Repeat every record below exactly as it appears.

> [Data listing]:
○ ○ ○

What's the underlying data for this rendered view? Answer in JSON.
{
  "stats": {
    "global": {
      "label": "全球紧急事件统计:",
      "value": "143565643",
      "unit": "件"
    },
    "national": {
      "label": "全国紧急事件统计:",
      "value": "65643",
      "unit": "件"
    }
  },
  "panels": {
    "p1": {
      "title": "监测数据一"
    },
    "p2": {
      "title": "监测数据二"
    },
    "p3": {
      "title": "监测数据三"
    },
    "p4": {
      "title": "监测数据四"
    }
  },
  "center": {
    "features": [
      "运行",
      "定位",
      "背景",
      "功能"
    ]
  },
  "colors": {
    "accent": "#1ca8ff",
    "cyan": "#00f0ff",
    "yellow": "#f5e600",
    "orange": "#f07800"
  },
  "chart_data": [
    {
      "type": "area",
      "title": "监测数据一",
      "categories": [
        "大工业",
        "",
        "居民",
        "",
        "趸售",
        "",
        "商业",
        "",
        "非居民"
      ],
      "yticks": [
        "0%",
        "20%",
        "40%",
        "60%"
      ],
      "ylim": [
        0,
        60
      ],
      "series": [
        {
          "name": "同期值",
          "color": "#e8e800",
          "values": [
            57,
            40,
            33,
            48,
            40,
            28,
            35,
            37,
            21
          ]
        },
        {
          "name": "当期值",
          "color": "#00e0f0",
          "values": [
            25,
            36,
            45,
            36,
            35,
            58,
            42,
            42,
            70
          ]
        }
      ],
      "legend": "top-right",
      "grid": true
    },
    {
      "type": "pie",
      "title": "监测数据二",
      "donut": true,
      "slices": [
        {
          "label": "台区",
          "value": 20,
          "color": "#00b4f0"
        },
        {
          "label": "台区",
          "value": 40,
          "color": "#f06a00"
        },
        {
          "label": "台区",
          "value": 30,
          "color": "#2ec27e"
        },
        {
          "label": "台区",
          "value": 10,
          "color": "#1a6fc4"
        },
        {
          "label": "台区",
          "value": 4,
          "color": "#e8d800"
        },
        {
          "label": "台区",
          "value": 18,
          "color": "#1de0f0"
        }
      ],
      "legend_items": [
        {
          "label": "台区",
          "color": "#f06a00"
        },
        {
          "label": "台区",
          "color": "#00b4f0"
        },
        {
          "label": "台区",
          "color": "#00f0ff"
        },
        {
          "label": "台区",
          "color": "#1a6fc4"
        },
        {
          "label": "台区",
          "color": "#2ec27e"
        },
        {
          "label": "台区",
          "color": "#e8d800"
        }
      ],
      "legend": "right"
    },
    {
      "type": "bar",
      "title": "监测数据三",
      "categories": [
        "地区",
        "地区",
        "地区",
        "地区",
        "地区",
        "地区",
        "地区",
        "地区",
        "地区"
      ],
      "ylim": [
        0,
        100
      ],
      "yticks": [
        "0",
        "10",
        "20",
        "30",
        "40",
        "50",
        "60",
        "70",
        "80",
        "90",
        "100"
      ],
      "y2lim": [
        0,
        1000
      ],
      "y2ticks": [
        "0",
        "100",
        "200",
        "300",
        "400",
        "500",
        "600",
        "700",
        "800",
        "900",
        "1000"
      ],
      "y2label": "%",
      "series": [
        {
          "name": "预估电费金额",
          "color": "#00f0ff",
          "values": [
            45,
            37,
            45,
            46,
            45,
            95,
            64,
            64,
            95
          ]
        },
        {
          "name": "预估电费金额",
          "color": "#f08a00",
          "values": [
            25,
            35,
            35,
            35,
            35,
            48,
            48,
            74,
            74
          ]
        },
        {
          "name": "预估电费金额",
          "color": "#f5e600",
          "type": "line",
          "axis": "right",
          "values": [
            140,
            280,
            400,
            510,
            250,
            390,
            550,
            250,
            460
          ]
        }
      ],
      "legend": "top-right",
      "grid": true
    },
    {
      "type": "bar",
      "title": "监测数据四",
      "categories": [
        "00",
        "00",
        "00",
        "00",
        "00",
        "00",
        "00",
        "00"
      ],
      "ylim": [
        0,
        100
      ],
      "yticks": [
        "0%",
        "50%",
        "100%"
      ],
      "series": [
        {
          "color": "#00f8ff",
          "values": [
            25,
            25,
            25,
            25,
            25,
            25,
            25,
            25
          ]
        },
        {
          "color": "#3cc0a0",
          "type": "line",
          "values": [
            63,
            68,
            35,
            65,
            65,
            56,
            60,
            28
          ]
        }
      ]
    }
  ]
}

○ ○ ○

> [Output for this exercise]:
What's the underlying data for this rendered view? Answer in JSON.
{
  "stats": {
    "global": {
      "label": "全球紧急事件统计:",
      "value": "143565643",
      "unit": "件"
    },
    "national": {
      "label": "全国紧急事件统计:",
      "value": "65643",
      "unit": "件"
    }
  },
  "panels": {
    "p1": {
      "title": "监测数据一"
    },
    "p2": {
      "title": "监测数据二"
    },
    "p3": {
      "title": "监测数据三"
    },
    "p4": {
      "title": "监测数据四"
    }
  },
  "center": {
    "features": [
      "运行",
      "定位",
      "背景",
      "功能"
    ]
  },
  "colors": {
    "accent": "#1ca8ff",
    "cyan": "#00f0ff",
    "yellow": "#f5e600",
    "orange": "#f07800"
  },
  "chart_data": [
    {
      "type": "area",
      "title": "监测数据一",
      "categories": [
        "大工业",
        "",
        "居民",
        "",
        "趸售",
        "",
        "商业",
        "",
        "非居民"
      ],
      "yticks": [
        "0%",
        "20%",
        "40%",
        "60%"
      ],
      "ylim": [
        0,
        60
      ],
      "series": [
        {
          "name": "同期值",
          "color": "#e8e800",
          "values": [
            57,
            40,
            33,
            48,
            40,
            28,
            35,
            37,
            21
          ]
        },
        {
          "name": "当期值",
          "color": "#00e0f0",
          "values": [
            25,
            36,
            45,
            36,
            35,
            58,
            42,
            42,
            70
          ]
        }
      ],
      "legend": "top-right",
      "grid": true
    },
    {
      "type": "pie",
      "title": "监测数据二",
      "donut": true,
      "slices": [
        {
          "label": "台区",
          "value": 20,
          "color": "#00b4f0"
        },
        {
          "label": "台区",
          "value": 40,
          "color": "#f06a00"
        },
        {
          "label": "台区",
          "value": 30,
          "color": "#2ec27e"
        },
        {
          "label": "台区",
          "value": 10,
          "color": "#1a6fc4"
        },
        {
          "label": "台区",
          "value": 4,
          "color": "#e8d800"
        },
        {
          "label": "台区",
          "value": 18,
          "color": "#1de0f0"
        }
      ],
      "legend_items": [
        {
          "label": "台区",
          "color": "#f06a00"
        },
        {
          "label": "台区",
          "color": "#00b4f0"
        },
        {
          "label": "台区",
          "color": "#00f0ff"
        },
        {
          "label": "台区",
          "color": "#1a6fc4"
        },
        {
          "label": "台区",
          "color": "#2ec27e"
        },
        {
          "label": "台区",
          "color": "#e8d800"
        }
      ],
      "legend": "right"
    },
    {
      "type": "bar",
      "title": "监测数据三",
      "categories": [
        "地区",
        "地区",
        "地区",
        "地区",
        "地区",
        "地区",
        "地区",
        "地区",
        "地区"
      ],
      "ylim": [
        0,
        100
      ],
      "yticks": [
        "0",
        "10",
        "20",
        "30",
        "40",
        "50",
        "60",
        "70",
        "80",
        "90",
        "100"
      ],
      "y2lim": [
        0,
        1000
      ],
      "y2ticks": [
        "0",
        "100",
        "200",
        "300",
        "400",
        "500",
        "600",
        "700",
        "800",
        "900",
        "1000"
      ],
      "y2label": "%",
      "series": [
        {
          "name": "预估电费金额",
          "color": "#00f0ff",
          "values": [
            45,
            37,
            45,
            46,
            45,
            95,
            64,
            64,
            95
          ]
        },
        {
          "name": "预估电费金额",
          "color": "#f08a00",
          "values": [
            25,
            35,
            35,
            35,
            35,
            48,
            48,
            74,
            74
          ]
        },
        {
          "name": "预估电费金额",
          "color": "#f5e600",
          "type": "line",
          "axis": "right",
          "values": [
            140,
            280,
            400,
            510,
            250,
            390,
            550,
            250,
            460
          ]
        }
      ],
      "legend": "top-right",
      "grid": true
    },
    {
      "type": "bar",
      "title": "监测数据四",
      "categories": [
        "00",
        "00",
        "00",
        "00",
        "00",
        "00",
        "00",
        "00"
      ],
      "ylim": [
        0,
        100
      ],
      "yticks": [
        "0%",
        "50%",
        "100%"
      ],
      "series": [
        {
          "color": "#00f8ff",
          "values": [
            25,
            25,
            25,
            25,
            25,
            25,
            25,
            25
          ]
        },
        {
          "color": "#3cc0a0",
          "type": "line",
          "values": [
            63,
            68,
            35,
            65,
            65,
            56,
            60,
            28
          ]
        }
      ]
    }
  ]
}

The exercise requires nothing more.